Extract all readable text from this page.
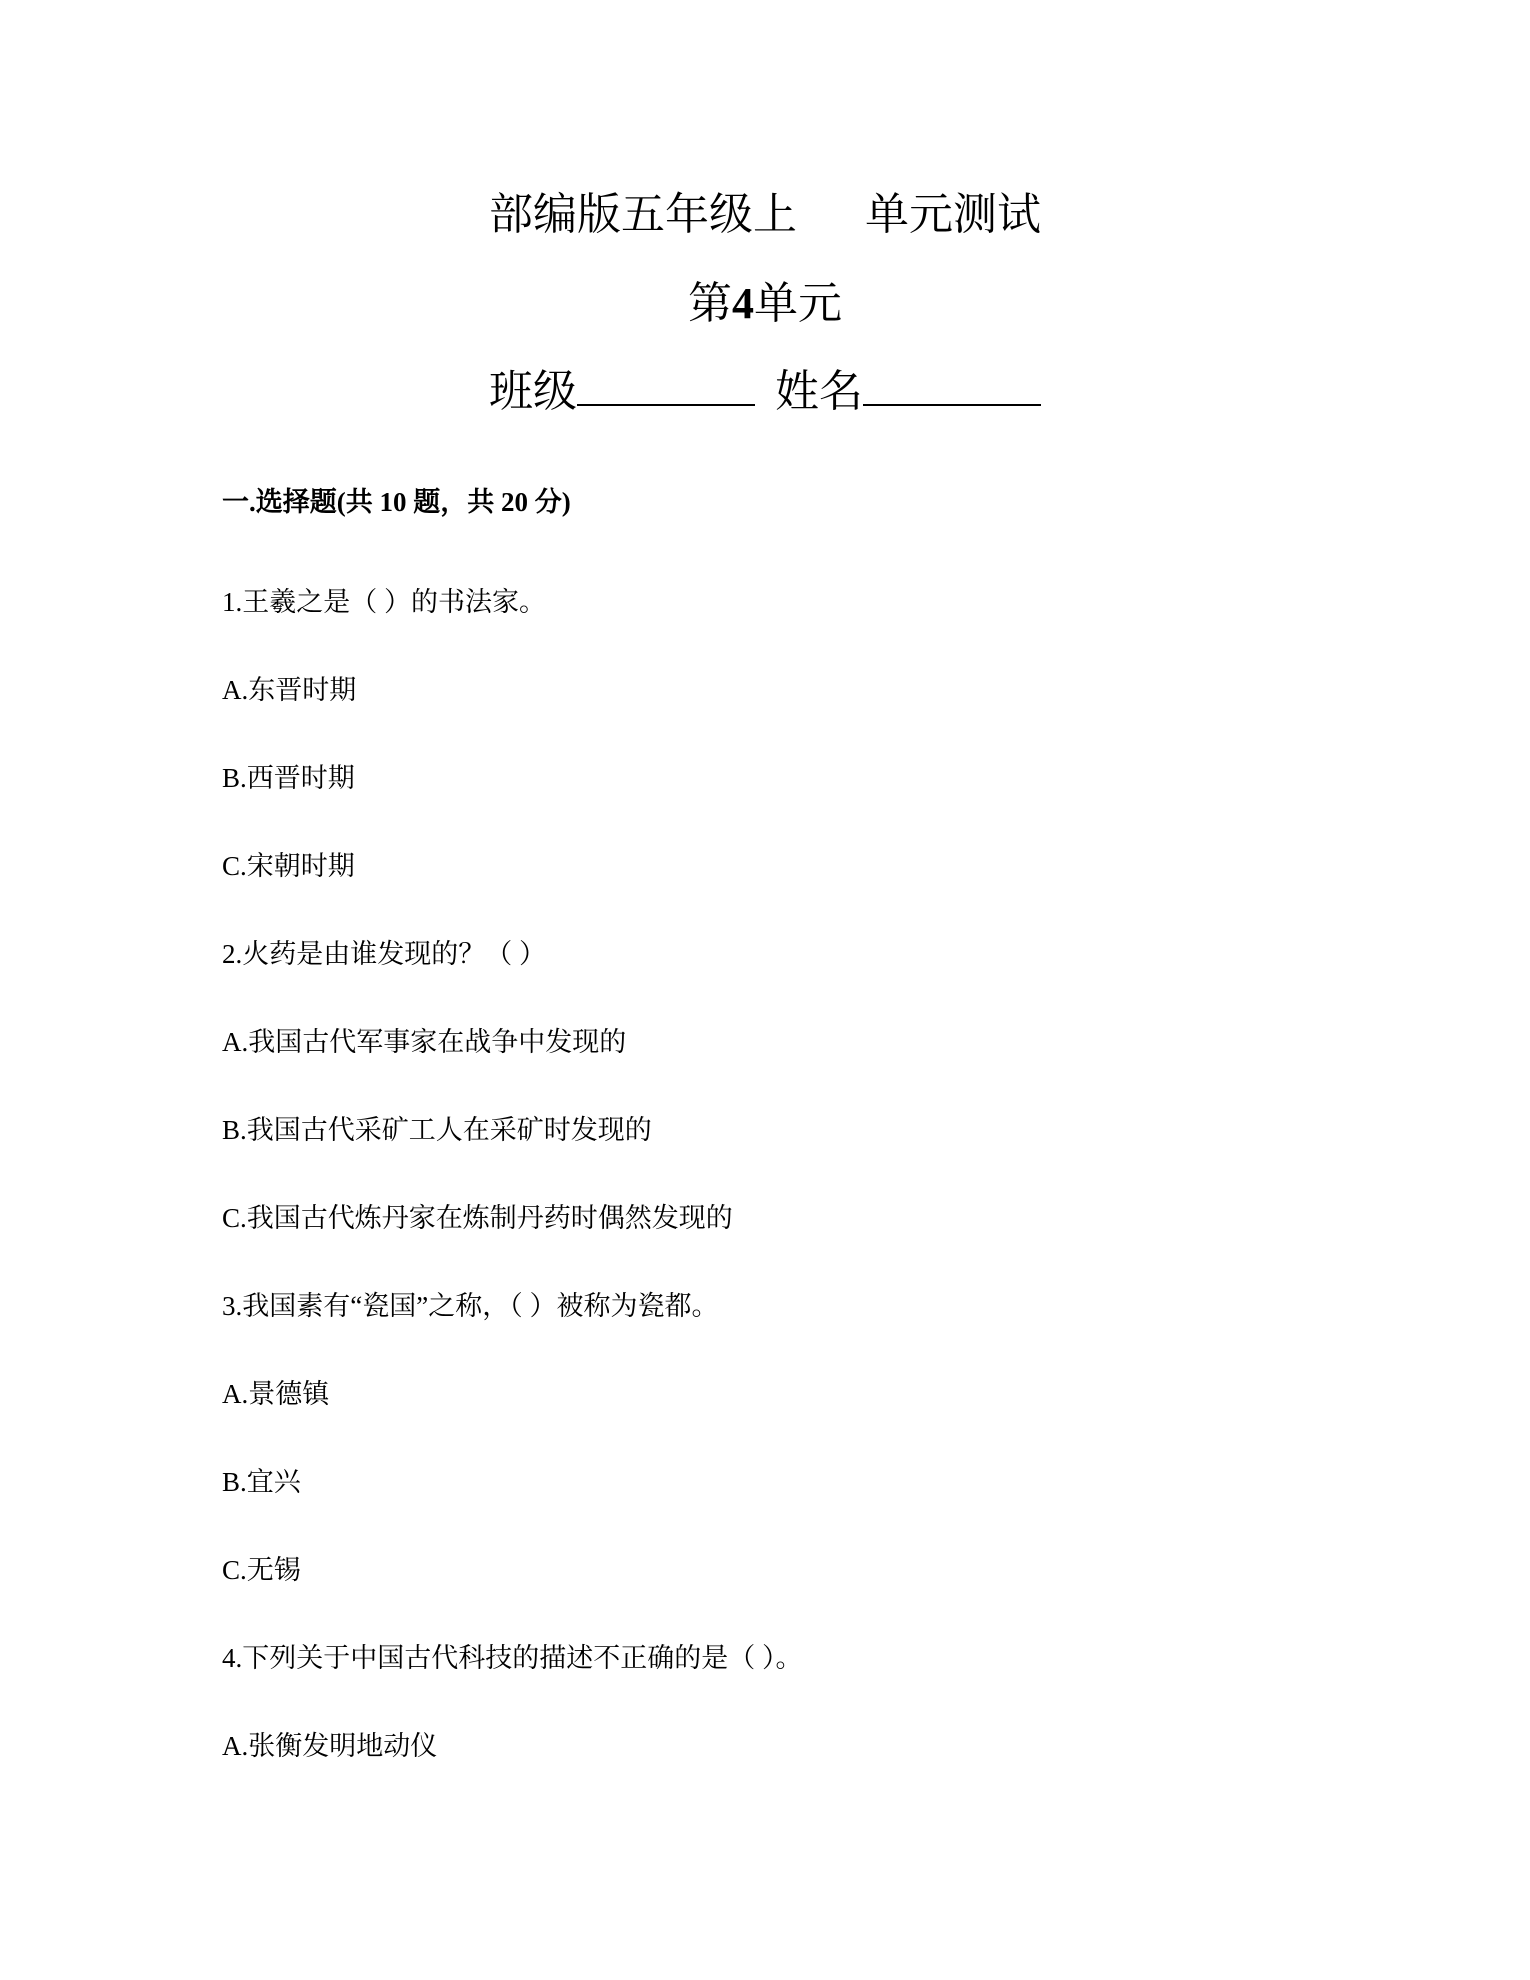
部编版五年级上 单元测试
第4单元
班级	姓名
一.选择题(共 10 题，共 20 分)
1.王羲之是（ ）的书法家。
A.东晋时期
B.西晋时期
C.宋朝时期
2.火药是由谁发现的？（ ）
A.我国古代军事家在战争中发现的
B.我国古代采矿工人在采矿时发现的
C.我国古代炼丹家在炼制丹药时偶然发现的
3.我国素有“瓷国”之称，（ ）被称为瓷都。
A.景德镇
B.宜兴
C.无锡
4.下列关于中国古代科技的描述不正确的是（ ）。
A.张衡发明地动仪
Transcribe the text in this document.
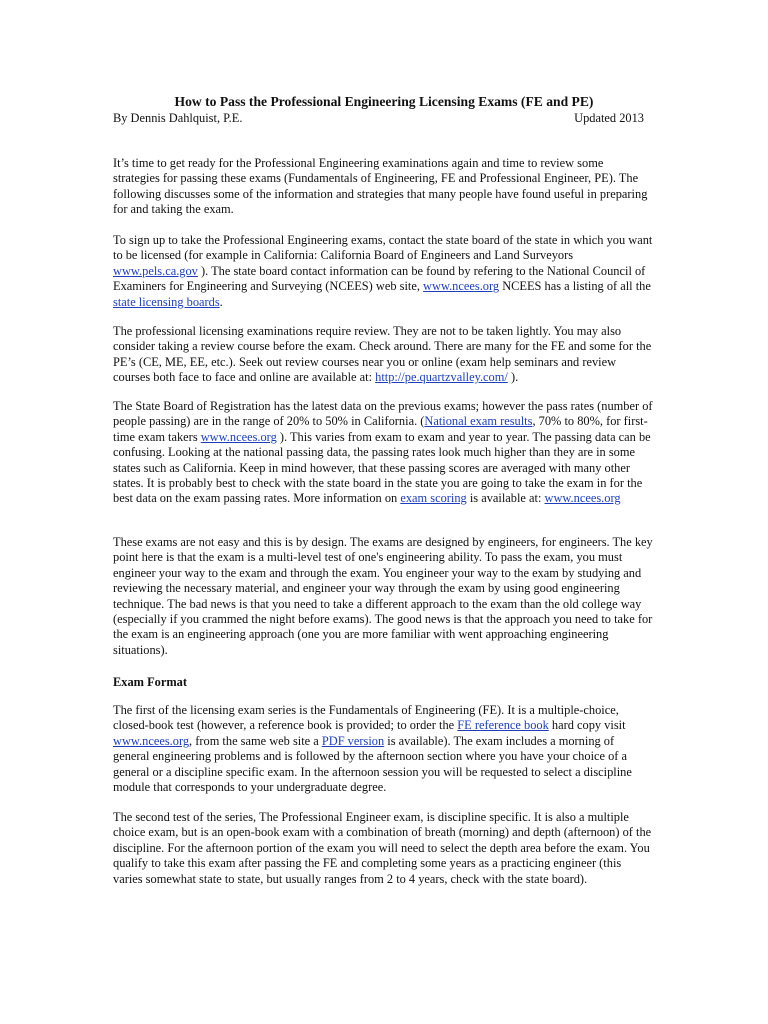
How to Pass the Professional Engineering Licensing Exams (FE and PE)
By Dennis Dahlquist, P.E.	Updated 2013

It’s time to get ready for the Professional Engineering examinations again and time to review some strategies for passing these exams (Fundamentals of Engineering, FE and Professional Engineer, PE). The following discusses some of the information and strategies that many people have found useful in preparing for and taking the exam.

To sign up to take the Professional Engineering exams, contact the state board of the state in which you want to be licensed (for example in California: California Board of Engineers and Land Surveyors www.pels.ca.gov ). The state board contact information can be found by refering to the National Council of Examiners for Engineering and Surveying (NCEES) web site, www.ncees.org NCEES has a listing of all the state licensing boards.

The professional licensing examinations require review. They are not to be taken lightly. You may also consider taking a review course before the exam. Check around. There are many for the FE and some for the PE’s (CE, ME, EE, etc.). Seek out review courses near you or online (exam help seminars and review courses both face to face and online are available at: http://pe.quartzvalley.com/ ).

The State Board of Registration has the latest data on the previous exams; however the pass rates (number of people passing) are in the range of 20% to 50% in California. (National exam results, 70% to 80%, for first-time exam takers www.ncees.org ). This varies from exam to exam and year to year. The passing data can be confusing. Looking at the national passing data, the passing rates look much higher than they are in some states such as California. Keep in mind however, that these passing scores are averaged with many other states. It is probably best to check with the state board in the state you are going to take the exam in for the best data on the exam passing rates. More information on exam scoring is available at: www.ncees.org

These exams are not easy and this is by design. The exams are designed by engineers, for engineers. The key point here is that the exam is a multi-level test of one's engineering ability. To pass the exam, you must engineer your way to the exam and through the exam. You engineer your way to the exam by studying and reviewing the necessary material, and engineer your way through the exam by using good engineering technique. The bad news is that you need to take a different approach to the exam than the old college way (especially if you crammed the night before exams). The good news is that the approach you need to take for the exam is an engineering approach (one you are more familiar with went approaching engineering situations).

Exam Format

The first of the licensing exam series is the Fundamentals of Engineering (FE). It is a multiple-choice, closed-book test (however, a reference book is provided; to order the FE reference book hard copy visit www.ncees.org, from the same web site a PDF version is available). The exam includes a morning of general engineering problems and is followed by the afternoon section where you have your choice of a general or a discipline specific exam. In the afternoon session you will be requested to select a discipline module that corresponds to your undergraduate degree.

The second test of the series, The Professional Engineer exam, is discipline specific. It is also a multiple choice exam, but is an open-book exam with a combination of breath (morning) and depth (afternoon) of the discipline. For the afternoon portion of the exam you will need to select the depth area before the exam. You qualify to take this exam after passing the FE and completing some years as a practicing engineer (this varies somewhat state to state, but usually ranges from 2 to 4 years, check with the state board).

·····

(OBJECTIVE)
Copy the listing over exactly, skipping the pictures it holds.

(ANSWER IN FULL)
Extract all readable text from this page.
部编版五年级上 单元测试
第4单元
班级	姓名
一.选择题(共 10 题，共 20 分)
1.王羲之是（ ）的书法家。
A.东晋时期
B.西晋时期
C.宋朝时期
2.火药是由谁发现的？（ ）
A.我国古代军事家在战争中发现的
B.我国古代采矿工人在采矿时发现的
C.我国古代炼丹家在炼制丹药时偶然发现的
3.我国素有“瓷国”之称，（ ）被称为瓷都。
A.景德镇
B.宜兴
C.无锡
4.下列关于中国古代科技的描述不正确的是（ ）。
A.张衡发明地动仪
Transcribe the text in this document.
How to Pass the Professional Engineering Licensing Exams (FE and PE)
By Dennis Dahlquist, P.E.	Updated 2013

It’s time to get ready for the Professional Engineering examinations again and time to review some strategies for passing these exams (Fundamentals of Engineering, FE and Professional Engineer, PE). The following discusses some of the information and strategies that many people have found useful in preparing for and taking the exam.

To sign up to take the Professional Engineering exams, contact the state board of the state in which you want to be licensed (for example in California: California Board of Engineers and Land Surveyors www.pels.ca.gov ). The state board contact information can be found by refering to the National Council of Examiners for Engineering and Surveying (NCEES) web site, www.ncees.org NCEES has a listing of all the state licensing boards.

The professional licensing examinations require review. They are not to be taken lightly. You may also consider taking a review course before the exam. Check around. There are many for the FE and some for the PE’s (CE, ME, EE, etc.). Seek out review courses near you or online (exam help seminars and review courses both face to face and online are available at: http://pe.quartzvalley.com/ ).

The State Board of Registration has the latest data on the previous exams; however the pass rates (number of people passing) are in the range of 20% to 50% in California. (National exam results, 70% to 80%, for first-time exam takers www.ncees.org ). This varies from exam to exam and year to year. The passing data can be confusing. Looking at the national passing data, the passing rates look much higher than they are in some states such as California. Keep in mind however, that these passing scores are averaged with many other states. It is probably best to check with the state board in the state you are going to take the exam in for the best data on the exam passing rates. More information on exam scoring is available at: www.ncees.org

These exams are not easy and this is by design. The exams are designed by engineers, for engineers. The key point here is that the exam is a multi-level test of one's engineering ability. To pass the exam, you must engineer your way to the exam and through the exam. You engineer your way to the exam by studying and reviewing the necessary material, and engineer your way through the exam by using good engineering technique. The bad news is that you need to take a different approach to the exam than the old college way (especially if you crammed the night before exams). The good news is that the approach you need to take for the exam is an engineering approach (one you are more familiar with went approaching engineering situations).

Exam Format

The first of the licensing exam series is the Fundamentals of Engineering (FE). It is a multiple-choice, closed-book test (however, a reference book is provided; to order the FE reference book hard copy visit www.ncees.org, from the same web site a PDF version is available). The exam includes a morning of general engineering problems and is followed by the afternoon section where you have your choice of a general or a discipline specific exam. In the afternoon session you will be requested to select a discipline module that corresponds to your undergraduate degree.

The second test of the series, The Professional Engineer exam, is discipline specific. It is also a multiple choice exam, but is an open-book exam with a combination of breath (morning) and depth (afternoon) of the discipline. For the afternoon portion of the exam you will need to select the depth area before the exam. You qualify to take this exam after passing the FE and completing some years as a practicing engineer (this varies somewhat state to state, but usually ranges from 2 to 4 years, check with the state board).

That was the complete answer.